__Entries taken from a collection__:
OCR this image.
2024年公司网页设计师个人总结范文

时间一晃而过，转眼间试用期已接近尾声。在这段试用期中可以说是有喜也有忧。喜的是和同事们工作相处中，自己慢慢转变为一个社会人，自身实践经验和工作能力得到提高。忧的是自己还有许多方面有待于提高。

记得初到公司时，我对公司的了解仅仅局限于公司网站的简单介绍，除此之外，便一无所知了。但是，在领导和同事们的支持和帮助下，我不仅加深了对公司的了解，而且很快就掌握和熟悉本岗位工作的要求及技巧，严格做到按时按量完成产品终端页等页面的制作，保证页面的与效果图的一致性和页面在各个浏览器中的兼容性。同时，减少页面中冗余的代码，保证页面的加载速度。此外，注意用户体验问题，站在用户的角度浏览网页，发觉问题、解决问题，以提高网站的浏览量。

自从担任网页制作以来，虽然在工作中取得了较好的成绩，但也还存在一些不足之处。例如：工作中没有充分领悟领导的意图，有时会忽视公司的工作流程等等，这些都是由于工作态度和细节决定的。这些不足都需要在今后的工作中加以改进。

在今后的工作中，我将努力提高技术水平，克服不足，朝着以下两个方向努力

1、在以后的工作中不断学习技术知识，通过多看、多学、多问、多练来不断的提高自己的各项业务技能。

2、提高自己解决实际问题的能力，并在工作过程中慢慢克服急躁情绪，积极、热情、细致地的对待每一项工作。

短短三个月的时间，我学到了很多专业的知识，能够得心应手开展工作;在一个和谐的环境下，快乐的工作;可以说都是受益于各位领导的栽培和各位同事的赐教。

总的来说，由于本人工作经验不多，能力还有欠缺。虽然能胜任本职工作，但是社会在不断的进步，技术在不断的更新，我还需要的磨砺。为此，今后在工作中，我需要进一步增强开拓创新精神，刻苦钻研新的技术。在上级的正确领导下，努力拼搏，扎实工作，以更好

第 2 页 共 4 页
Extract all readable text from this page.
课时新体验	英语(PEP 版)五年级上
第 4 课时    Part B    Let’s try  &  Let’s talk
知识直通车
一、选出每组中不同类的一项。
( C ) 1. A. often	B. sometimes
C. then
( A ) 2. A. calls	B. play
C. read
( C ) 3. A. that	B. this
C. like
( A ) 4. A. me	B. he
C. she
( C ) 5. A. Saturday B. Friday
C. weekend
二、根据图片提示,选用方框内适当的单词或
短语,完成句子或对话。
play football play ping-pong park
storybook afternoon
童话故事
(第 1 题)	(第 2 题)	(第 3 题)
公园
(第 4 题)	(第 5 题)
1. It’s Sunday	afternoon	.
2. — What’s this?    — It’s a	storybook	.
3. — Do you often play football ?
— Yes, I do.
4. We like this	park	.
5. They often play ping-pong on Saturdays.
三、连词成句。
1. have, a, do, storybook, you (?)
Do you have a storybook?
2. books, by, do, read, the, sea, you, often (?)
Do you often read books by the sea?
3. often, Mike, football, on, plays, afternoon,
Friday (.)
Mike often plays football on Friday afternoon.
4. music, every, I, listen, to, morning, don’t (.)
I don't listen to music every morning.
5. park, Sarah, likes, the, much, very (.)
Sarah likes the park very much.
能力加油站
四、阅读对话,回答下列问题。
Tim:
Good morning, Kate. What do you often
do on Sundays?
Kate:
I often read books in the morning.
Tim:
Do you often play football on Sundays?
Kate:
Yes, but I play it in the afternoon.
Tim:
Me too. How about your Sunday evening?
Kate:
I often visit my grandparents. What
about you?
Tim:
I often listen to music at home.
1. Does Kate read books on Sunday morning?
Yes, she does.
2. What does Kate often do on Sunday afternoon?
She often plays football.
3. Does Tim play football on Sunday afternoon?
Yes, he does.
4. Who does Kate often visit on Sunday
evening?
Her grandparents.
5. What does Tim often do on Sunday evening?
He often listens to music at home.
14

__Written instruction__: Extract, word for word, each line of the listing above.

__Worked answer__:
OCR this image.
2024年公司网页设计师个人总结范文

时间一晃而过，转眼间试用期已接近尾声。在这段试用期中可以说是有喜也有忧。喜的是和同事们工作相处中，自己慢慢转变为一个社会人，自身实践经验和工作能力得到提高。忧的是自己还有许多方面有待于提高。

记得初到公司时，我对公司的了解仅仅局限于公司网站的简单介绍，除此之外，便一无所知了。但是，在领导和同事们的支持和帮助下，我不仅加深了对公司的了解，而且很快就掌握和熟悉本岗位工作的要求及技巧，严格做到按时按量完成产品终端页等页面的制作，保证页面的与效果图的一致性和页面在各个浏览器中的兼容性。同时，减少页面中冗余的代码，保证页面的加载速度。此外，注意用户体验问题，站在用户的角度浏览网页，发觉问题、解决问题，以提高网站的浏览量。

自从担任网页制作以来，虽然在工作中取得了较好的成绩，但也还存在一些不足之处。例如：工作中没有充分领悟领导的意图，有时会忽视公司的工作流程等等，这些都是由于工作态度和细节决定的。这些不足都需要在今后的工作中加以改进。

在今后的工作中，我将努力提高技术水平，克服不足，朝着以下两个方向努力

1、在以后的工作中不断学习技术知识，通过多看、多学、多问、多练来不断的提高自己的各项业务技能。

2、提高自己解决实际问题的能力，并在工作过程中慢慢克服急躁情绪，积极、热情、细致地的对待每一项工作。

短短三个月的时间，我学到了很多专业的知识，能够得心应手开展工作;在一个和谐的环境下，快乐的工作;可以说都是受益于各位领导的栽培和各位同事的赐教。

总的来说，由于本人工作经验不多，能力还有欠缺。虽然能胜任本职工作，但是社会在不断的进步，技术在不断的更新，我还需要的磨砺。为此，今后在工作中，我需要进一步增强开拓创新精神，刻苦钻研新的技术。在上级的正确领导下，努力拼搏，扎实工作，以更好

第 2 页 共 4 页
Extract all readable text from this page.
课时新体验	英语(PEP 版)五年级上
第 4 课时    Part B    Let’s try  &  Let’s talk
知识直通车
一、选出每组中不同类的一项。
( C ) 1. A. often	B. sometimes
C. then
( A ) 2. A. calls	B. play
C. read
( C ) 3. A. that	B. this
C. like
( A ) 4. A. me	B. he
C. she
( C ) 5. A. Saturday B. Friday
C. weekend
二、根据图片提示,选用方框内适当的单词或
短语,完成句子或对话。
play football play ping-pong park
storybook afternoon
童话故事
(第 1 题)	(第 2 题)	(第 3 题)
公园
(第 4 题)	(第 5 题)
1. It’s Sunday	afternoon	.
2. — What’s this?    — It’s a	storybook	.
3. — Do you often play football ?
— Yes, I do.
4. We like this	park	.
5. They often play ping-pong on Saturdays.
三、连词成句。
1. have, a, do, storybook, you (?)
Do you have a storybook?
2. books, by, do, read, the, sea, you, often (?)
Do you often read books by the sea?
3. often, Mike, football, on, plays, afternoon,
Friday (.)
Mike often plays football on Friday afternoon.
4. music, every, I, listen, to, morning, don’t (.)
I don't listen to music every morning.
5. park, Sarah, likes, the, much, very (.)
Sarah likes the park very much.
能力加油站
四、阅读对话,回答下列问题。
Tim:
Good morning, Kate. What do you often
do on Sundays?
Kate:
I often read books in the morning.
Tim:
Do you often play football on Sundays?
Kate:
Yes, but I play it in the afternoon.
Tim:
Me too. How about your Sunday evening?
Kate:
I often visit my grandparents. What
about you?
Tim:
I often listen to music at home.
1. Does Kate read books on Sunday morning?
Yes, she does.
2. What does Kate often do on Sunday afternoon?
She often plays football.
3. Does Tim play football on Sunday afternoon?
Yes, he does.
4. Who does Kate often visit on Sunday
evening?
Her grandparents.
5. What does Tim often do on Sunday evening?
He often listens to music at home.
14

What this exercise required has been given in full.